• Instructions for the task
Write out all of the lines below, exactly and completely.

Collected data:
═══
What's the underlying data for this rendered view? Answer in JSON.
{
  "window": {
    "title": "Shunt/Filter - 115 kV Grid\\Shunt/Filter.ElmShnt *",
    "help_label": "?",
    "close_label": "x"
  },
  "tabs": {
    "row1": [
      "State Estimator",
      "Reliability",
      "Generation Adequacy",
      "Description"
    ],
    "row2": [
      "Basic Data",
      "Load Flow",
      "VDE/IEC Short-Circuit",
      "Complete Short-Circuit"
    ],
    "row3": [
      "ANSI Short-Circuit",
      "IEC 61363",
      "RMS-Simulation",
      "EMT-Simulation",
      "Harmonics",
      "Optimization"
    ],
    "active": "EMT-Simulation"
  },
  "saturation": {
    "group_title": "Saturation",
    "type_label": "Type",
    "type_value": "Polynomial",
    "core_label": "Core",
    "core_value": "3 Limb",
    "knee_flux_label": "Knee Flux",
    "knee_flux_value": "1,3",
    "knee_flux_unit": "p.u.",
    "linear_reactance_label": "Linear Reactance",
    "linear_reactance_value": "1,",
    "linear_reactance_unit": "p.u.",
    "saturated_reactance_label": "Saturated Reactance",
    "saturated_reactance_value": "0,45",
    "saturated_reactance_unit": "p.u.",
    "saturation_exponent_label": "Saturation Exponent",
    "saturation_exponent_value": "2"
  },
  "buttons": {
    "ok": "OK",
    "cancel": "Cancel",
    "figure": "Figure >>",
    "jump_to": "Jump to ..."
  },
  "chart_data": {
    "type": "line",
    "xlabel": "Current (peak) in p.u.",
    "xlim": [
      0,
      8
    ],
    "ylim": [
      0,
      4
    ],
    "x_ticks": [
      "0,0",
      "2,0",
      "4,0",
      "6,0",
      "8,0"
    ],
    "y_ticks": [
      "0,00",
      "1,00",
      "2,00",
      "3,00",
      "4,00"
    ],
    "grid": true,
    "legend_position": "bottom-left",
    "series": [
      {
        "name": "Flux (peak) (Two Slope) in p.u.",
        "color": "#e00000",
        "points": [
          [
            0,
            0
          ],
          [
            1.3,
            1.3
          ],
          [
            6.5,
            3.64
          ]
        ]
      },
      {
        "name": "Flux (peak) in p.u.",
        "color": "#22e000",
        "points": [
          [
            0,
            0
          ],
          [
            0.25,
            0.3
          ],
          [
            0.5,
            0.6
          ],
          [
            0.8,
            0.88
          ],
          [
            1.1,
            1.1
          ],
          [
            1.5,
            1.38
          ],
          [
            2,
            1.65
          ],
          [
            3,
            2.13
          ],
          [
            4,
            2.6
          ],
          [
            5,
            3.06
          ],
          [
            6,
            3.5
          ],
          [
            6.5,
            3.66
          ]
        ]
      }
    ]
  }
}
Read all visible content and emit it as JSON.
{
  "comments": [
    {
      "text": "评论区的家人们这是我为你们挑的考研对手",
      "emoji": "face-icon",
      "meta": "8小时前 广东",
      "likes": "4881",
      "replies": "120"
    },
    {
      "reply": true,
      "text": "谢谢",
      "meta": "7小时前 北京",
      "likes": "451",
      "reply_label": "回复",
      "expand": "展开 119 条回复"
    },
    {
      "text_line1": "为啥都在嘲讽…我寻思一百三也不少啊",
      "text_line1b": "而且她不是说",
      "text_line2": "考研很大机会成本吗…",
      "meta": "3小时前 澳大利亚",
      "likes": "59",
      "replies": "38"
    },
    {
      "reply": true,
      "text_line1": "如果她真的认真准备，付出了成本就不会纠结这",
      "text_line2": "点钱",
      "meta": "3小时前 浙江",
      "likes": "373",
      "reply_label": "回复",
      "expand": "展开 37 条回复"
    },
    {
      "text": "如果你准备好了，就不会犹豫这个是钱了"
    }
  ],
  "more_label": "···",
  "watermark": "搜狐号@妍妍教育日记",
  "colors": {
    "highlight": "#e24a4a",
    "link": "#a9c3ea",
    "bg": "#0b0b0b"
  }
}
═══
• Completed exercise
What's the underlying data for this rendered view? Answer in JSON.
{
  "window": {
    "title": "Shunt/Filter - 115 kV Grid\\Shunt/Filter.ElmShnt *",
    "help_label": "?",
    "close_label": "x"
  },
  "tabs": {
    "row1": [
      "State Estimator",
      "Reliability",
      "Generation Adequacy",
      "Description"
    ],
    "row2": [
      "Basic Data",
      "Load Flow",
      "VDE/IEC Short-Circuit",
      "Complete Short-Circuit"
    ],
    "row3": [
      "ANSI Short-Circuit",
      "IEC 61363",
      "RMS-Simulation",
      "EMT-Simulation",
      "Harmonics",
      "Optimization"
    ],
    "active": "EMT-Simulation"
  },
  "saturation": {
    "group_title": "Saturation",
    "type_label": "Type",
    "type_value": "Polynomial",
    "core_label": "Core",
    "core_value": "3 Limb",
    "knee_flux_label": "Knee Flux",
    "knee_flux_value": "1,3",
    "knee_flux_unit": "p.u.",
    "linear_reactance_label": "Linear Reactance",
    "linear_reactance_value": "1,",
    "linear_reactance_unit": "p.u.",
    "saturated_reactance_label": "Saturated Reactance",
    "saturated_reactance_value": "0,45",
    "saturated_reactance_unit": "p.u.",
    "saturation_exponent_label": "Saturation Exponent",
    "saturation_exponent_value": "2"
  },
  "buttons": {
    "ok": "OK",
    "cancel": "Cancel",
    "figure": "Figure >>",
    "jump_to": "Jump to ..."
  },
  "chart_data": {
    "type": "line",
    "xlabel": "Current (peak) in p.u.",
    "xlim": [
      0,
      8
    ],
    "ylim": [
      0,
      4
    ],
    "x_ticks": [
      "0,0",
      "2,0",
      "4,0",
      "6,0",
      "8,0"
    ],
    "y_ticks": [
      "0,00",
      "1,00",
      "2,00",
      "3,00",
      "4,00"
    ],
    "grid": true,
    "legend_position": "bottom-left",
    "series": [
      {
        "name": "Flux (peak) (Two Slope) in p.u.",
        "color": "#e00000",
        "points": [
          [
            0,
            0
          ],
          [
            1.3,
            1.3
          ],
          [
            6.5,
            3.64
          ]
        ]
      },
      {
        "name": "Flux (peak) in p.u.",
        "color": "#22e000",
        "points": [
          [
            0,
            0
          ],
          [
            0.25,
            0.3
          ],
          [
            0.5,
            0.6
          ],
          [
            0.8,
            0.88
          ],
          [
            1.1,
            1.1
          ],
          [
            1.5,
            1.38
          ],
          [
            2,
            1.65
          ],
          [
            3,
            2.13
          ],
          [
            4,
            2.6
          ],
          [
            5,
            3.06
          ],
          [
            6,
            3.5
          ],
          [
            6.5,
            3.66
          ]
        ]
      }
    ]
  }
}
Read all visible content and emit it as JSON.
{
  "comments": [
    {
      "text": "评论区的家人们这是我为你们挑的考研对手",
      "emoji": "face-icon",
      "meta": "8小时前 广东",
      "likes": "4881",
      "replies": "120"
    },
    {
      "reply": true,
      "text": "谢谢",
      "meta": "7小时前 北京",
      "likes": "451",
      "reply_label": "回复",
      "expand": "展开 119 条回复"
    },
    {
      "text_line1": "为啥都在嘲讽…我寻思一百三也不少啊",
      "text_line1b": "而且她不是说",
      "text_line2": "考研很大机会成本吗…",
      "meta": "3小时前 澳大利亚",
      "likes": "59",
      "replies": "38"
    },
    {
      "reply": true,
      "text_line1": "如果她真的认真准备，付出了成本就不会纠结这",
      "text_line2": "点钱",
      "meta": "3小时前 浙江",
      "likes": "373",
      "reply_label": "回复",
      "expand": "展开 37 条回复"
    },
    {
      "text": "如果你准备好了，就不会犹豫这个是钱了"
    }
  ],
  "more_label": "···",
  "watermark": "搜狐号@妍妍教育日记",
  "colors": {
    "highlight": "#e24a4a",
    "link": "#a9c3ea",
    "bg": "#0b0b0b"
  }
}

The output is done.